#### Brief
Reproduce the listing below without any change.

------------

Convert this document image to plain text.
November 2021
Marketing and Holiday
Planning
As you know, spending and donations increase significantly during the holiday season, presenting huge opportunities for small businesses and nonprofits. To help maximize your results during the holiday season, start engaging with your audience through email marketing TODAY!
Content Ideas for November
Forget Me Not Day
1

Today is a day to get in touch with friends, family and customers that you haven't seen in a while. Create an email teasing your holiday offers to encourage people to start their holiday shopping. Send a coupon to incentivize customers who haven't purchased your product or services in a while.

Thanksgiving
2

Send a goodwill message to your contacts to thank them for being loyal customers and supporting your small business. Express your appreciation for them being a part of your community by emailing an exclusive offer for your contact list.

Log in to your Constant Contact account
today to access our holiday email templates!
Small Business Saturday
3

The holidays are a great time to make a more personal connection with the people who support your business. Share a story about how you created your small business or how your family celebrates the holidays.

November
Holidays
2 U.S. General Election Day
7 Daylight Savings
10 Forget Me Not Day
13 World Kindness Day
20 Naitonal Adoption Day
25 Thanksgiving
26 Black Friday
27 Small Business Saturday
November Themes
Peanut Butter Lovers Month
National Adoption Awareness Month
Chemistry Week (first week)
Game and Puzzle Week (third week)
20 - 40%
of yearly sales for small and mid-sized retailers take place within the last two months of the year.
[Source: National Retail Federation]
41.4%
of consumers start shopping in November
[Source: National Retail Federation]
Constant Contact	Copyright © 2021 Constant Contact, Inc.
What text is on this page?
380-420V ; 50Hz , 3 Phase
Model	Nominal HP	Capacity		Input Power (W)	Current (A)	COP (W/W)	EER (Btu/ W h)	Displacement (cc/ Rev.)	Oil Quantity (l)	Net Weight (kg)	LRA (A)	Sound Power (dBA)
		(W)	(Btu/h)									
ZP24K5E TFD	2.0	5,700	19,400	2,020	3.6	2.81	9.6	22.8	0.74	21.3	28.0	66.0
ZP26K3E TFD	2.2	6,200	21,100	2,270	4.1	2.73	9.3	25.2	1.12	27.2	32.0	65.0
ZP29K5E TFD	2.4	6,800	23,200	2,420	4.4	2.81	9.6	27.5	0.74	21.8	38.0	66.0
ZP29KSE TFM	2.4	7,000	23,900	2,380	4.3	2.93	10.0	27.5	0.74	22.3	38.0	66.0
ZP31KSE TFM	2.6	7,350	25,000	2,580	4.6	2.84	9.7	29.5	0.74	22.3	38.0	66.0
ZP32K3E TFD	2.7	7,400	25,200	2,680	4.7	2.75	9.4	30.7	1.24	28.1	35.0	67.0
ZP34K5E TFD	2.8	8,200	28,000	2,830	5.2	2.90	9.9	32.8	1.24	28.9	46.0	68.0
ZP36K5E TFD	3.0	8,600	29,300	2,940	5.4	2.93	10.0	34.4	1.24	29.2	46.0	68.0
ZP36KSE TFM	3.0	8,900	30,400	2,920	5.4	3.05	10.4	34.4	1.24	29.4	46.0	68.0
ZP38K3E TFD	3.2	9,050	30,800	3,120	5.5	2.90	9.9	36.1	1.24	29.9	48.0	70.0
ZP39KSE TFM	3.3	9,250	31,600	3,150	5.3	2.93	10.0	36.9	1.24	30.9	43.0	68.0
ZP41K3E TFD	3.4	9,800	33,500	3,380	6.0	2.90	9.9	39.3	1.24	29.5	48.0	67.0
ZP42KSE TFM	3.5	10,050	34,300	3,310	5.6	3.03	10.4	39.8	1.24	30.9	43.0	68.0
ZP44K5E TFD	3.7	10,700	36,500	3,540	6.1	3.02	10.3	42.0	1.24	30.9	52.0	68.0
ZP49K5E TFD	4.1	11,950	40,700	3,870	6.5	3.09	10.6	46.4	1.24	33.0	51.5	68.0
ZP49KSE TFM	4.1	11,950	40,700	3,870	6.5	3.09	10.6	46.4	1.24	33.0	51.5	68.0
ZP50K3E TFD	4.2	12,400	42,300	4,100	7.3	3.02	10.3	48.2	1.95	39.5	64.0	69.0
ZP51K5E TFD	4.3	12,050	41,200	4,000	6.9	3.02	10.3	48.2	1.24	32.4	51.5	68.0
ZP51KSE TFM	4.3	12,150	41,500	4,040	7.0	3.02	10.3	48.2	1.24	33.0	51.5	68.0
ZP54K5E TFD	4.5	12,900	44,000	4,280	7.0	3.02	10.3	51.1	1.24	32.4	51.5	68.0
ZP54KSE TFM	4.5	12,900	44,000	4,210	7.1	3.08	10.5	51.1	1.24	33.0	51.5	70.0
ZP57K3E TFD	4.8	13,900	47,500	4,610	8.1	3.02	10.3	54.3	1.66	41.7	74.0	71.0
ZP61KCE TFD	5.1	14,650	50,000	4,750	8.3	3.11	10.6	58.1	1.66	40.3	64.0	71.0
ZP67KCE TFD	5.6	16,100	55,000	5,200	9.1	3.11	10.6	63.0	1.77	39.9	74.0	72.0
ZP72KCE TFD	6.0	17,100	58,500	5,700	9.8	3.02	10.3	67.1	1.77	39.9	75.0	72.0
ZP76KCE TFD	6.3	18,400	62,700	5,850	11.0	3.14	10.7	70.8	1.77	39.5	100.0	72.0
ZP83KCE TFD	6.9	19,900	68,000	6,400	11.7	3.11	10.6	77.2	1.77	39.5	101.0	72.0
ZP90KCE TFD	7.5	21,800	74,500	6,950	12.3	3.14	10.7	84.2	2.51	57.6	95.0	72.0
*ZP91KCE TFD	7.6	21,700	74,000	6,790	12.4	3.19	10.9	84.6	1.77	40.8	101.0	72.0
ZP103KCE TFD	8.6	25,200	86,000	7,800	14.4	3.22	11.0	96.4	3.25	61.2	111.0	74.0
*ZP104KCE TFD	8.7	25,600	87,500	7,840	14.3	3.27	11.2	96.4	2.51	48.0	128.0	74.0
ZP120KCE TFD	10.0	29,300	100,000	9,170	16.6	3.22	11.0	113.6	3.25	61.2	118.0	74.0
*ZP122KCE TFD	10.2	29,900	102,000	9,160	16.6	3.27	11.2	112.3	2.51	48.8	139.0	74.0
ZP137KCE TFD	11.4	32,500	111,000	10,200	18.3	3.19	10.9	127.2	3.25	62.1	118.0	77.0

------------

#### Task output
Convert this document image to plain text.
November 2021
Marketing and Holiday
Planning
As you know, spending and donations increase significantly during the holiday season, presenting huge opportunities for small businesses and nonprofits. To help maximize your results during the holiday season, start engaging with your audience through email marketing TODAY!
Content Ideas for November
Forget Me Not Day
1

Today is a day to get in touch with friends, family and customers that you haven't seen in a while. Create an email teasing your holiday offers to encourage people to start their holiday shopping. Send a coupon to incentivize customers who haven't purchased your product or services in a while.

Thanksgiving
2

Send a goodwill message to your contacts to thank them for being loyal customers and supporting your small business. Express your appreciation for them being a part of your community by emailing an exclusive offer for your contact list.

Log in to your Constant Contact account
today to access our holiday email templates!
Small Business Saturday
3

The holidays are a great time to make a more personal connection with the people who support your business. Share a story about how you created your small business or how your family celebrates the holidays.

November
Holidays
2 U.S. General Election Day
7 Daylight Savings
10 Forget Me Not Day
13 World Kindness Day
20 Naitonal Adoption Day
25 Thanksgiving
26 Black Friday
27 Small Business Saturday
November Themes
Peanut Butter Lovers Month
National Adoption Awareness Month
Chemistry Week (first week)
Game and Puzzle Week (third week)
20 - 40%
of yearly sales for small and mid-sized retailers take place within the last two months of the year.
[Source: National Retail Federation]
41.4%
of consumers start shopping in November
[Source: National Retail Federation]
Constant Contact	Copyright © 2021 Constant Contact, Inc.
What text is on this page?
380-420V ; 50Hz , 3 Phase
Model	Nominal HP	Capacity		Input Power (W)	Current (A)	COP (W/W)	EER (Btu/ W h)	Displacement (cc/ Rev.)	Oil Quantity (l)	Net Weight (kg)	LRA (A)	Sound Power (dBA)
		(W)	(Btu/h)									
ZP24K5E TFD	2.0	5,700	19,400	2,020	3.6	2.81	9.6	22.8	0.74	21.3	28.0	66.0
ZP26K3E TFD	2.2	6,200	21,100	2,270	4.1	2.73	9.3	25.2	1.12	27.2	32.0	65.0
ZP29K5E TFD	2.4	6,800	23,200	2,420	4.4	2.81	9.6	27.5	0.74	21.8	38.0	66.0
ZP29KSE TFM	2.4	7,000	23,900	2,380	4.3	2.93	10.0	27.5	0.74	22.3	38.0	66.0
ZP31KSE TFM	2.6	7,350	25,000	2,580	4.6	2.84	9.7	29.5	0.74	22.3	38.0	66.0
ZP32K3E TFD	2.7	7,400	25,200	2,680	4.7	2.75	9.4	30.7	1.24	28.1	35.0	67.0
ZP34K5E TFD	2.8	8,200	28,000	2,830	5.2	2.90	9.9	32.8	1.24	28.9	46.0	68.0
ZP36K5E TFD	3.0	8,600	29,300	2,940	5.4	2.93	10.0	34.4	1.24	29.2	46.0	68.0
ZP36KSE TFM	3.0	8,900	30,400	2,920	5.4	3.05	10.4	34.4	1.24	29.4	46.0	68.0
ZP38K3E TFD	3.2	9,050	30,800	3,120	5.5	2.90	9.9	36.1	1.24	29.9	48.0	70.0
ZP39KSE TFM	3.3	9,250	31,600	3,150	5.3	2.93	10.0	36.9	1.24	30.9	43.0	68.0
ZP41K3E TFD	3.4	9,800	33,500	3,380	6.0	2.90	9.9	39.3	1.24	29.5	48.0	67.0
ZP42KSE TFM	3.5	10,050	34,300	3,310	5.6	3.03	10.4	39.8	1.24	30.9	43.0	68.0
ZP44K5E TFD	3.7	10,700	36,500	3,540	6.1	3.02	10.3	42.0	1.24	30.9	52.0	68.0
ZP49K5E TFD	4.1	11,950	40,700	3,870	6.5	3.09	10.6	46.4	1.24	33.0	51.5	68.0
ZP49KSE TFM	4.1	11,950	40,700	3,870	6.5	3.09	10.6	46.4	1.24	33.0	51.5	68.0
ZP50K3E TFD	4.2	12,400	42,300	4,100	7.3	3.02	10.3	48.2	1.95	39.5	64.0	69.0
ZP51K5E TFD	4.3	12,050	41,200	4,000	6.9	3.02	10.3	48.2	1.24	32.4	51.5	68.0
ZP51KSE TFM	4.3	12,150	41,500	4,040	7.0	3.02	10.3	48.2	1.24	33.0	51.5	68.0
ZP54K5E TFD	4.5	12,900	44,000	4,280	7.0	3.02	10.3	51.1	1.24	32.4	51.5	68.0
ZP54KSE TFM	4.5	12,900	44,000	4,210	7.1	3.08	10.5	51.1	1.24	33.0	51.5	70.0
ZP57K3E TFD	4.8	13,900	47,500	4,610	8.1	3.02	10.3	54.3	1.66	41.7	74.0	71.0
ZP61KCE TFD	5.1	14,650	50,000	4,750	8.3	3.11	10.6	58.1	1.66	40.3	64.0	71.0
ZP67KCE TFD	5.6	16,100	55,000	5,200	9.1	3.11	10.6	63.0	1.77	39.9	74.0	72.0
ZP72KCE TFD	6.0	17,100	58,500	5,700	9.8	3.02	10.3	67.1	1.77	39.9	75.0	72.0
ZP76KCE TFD	6.3	18,400	62,700	5,850	11.0	3.14	10.7	70.8	1.77	39.5	100.0	72.0
ZP83KCE TFD	6.9	19,900	68,000	6,400	11.7	3.11	10.6	77.2	1.77	39.5	101.0	72.0
ZP90KCE TFD	7.5	21,800	74,500	6,950	12.3	3.14	10.7	84.2	2.51	57.6	95.0	72.0
*ZP91KCE TFD	7.6	21,700	74,000	6,790	12.4	3.19	10.9	84.6	1.77	40.8	101.0	72.0
ZP103KCE TFD	8.6	25,200	86,000	7,800	14.4	3.22	11.0	96.4	3.25	61.2	111.0	74.0
*ZP104KCE TFD	8.7	25,600	87,500	7,840	14.3	3.27	11.2	96.4	2.51	48.0	128.0	74.0
ZP120KCE TFD	10.0	29,300	100,000	9,170	16.6	3.22	11.0	113.6	3.25	61.2	118.0	74.0
*ZP122KCE TFD	10.2	29,900	102,000	9,160	16.6	3.27	11.2	112.3	2.51	48.8	139.0	74.0
ZP137KCE TFD	11.4	32,500	111,000	10,200	18.3	3.19	10.9	127.2	3.25	62.1	118.0	77.0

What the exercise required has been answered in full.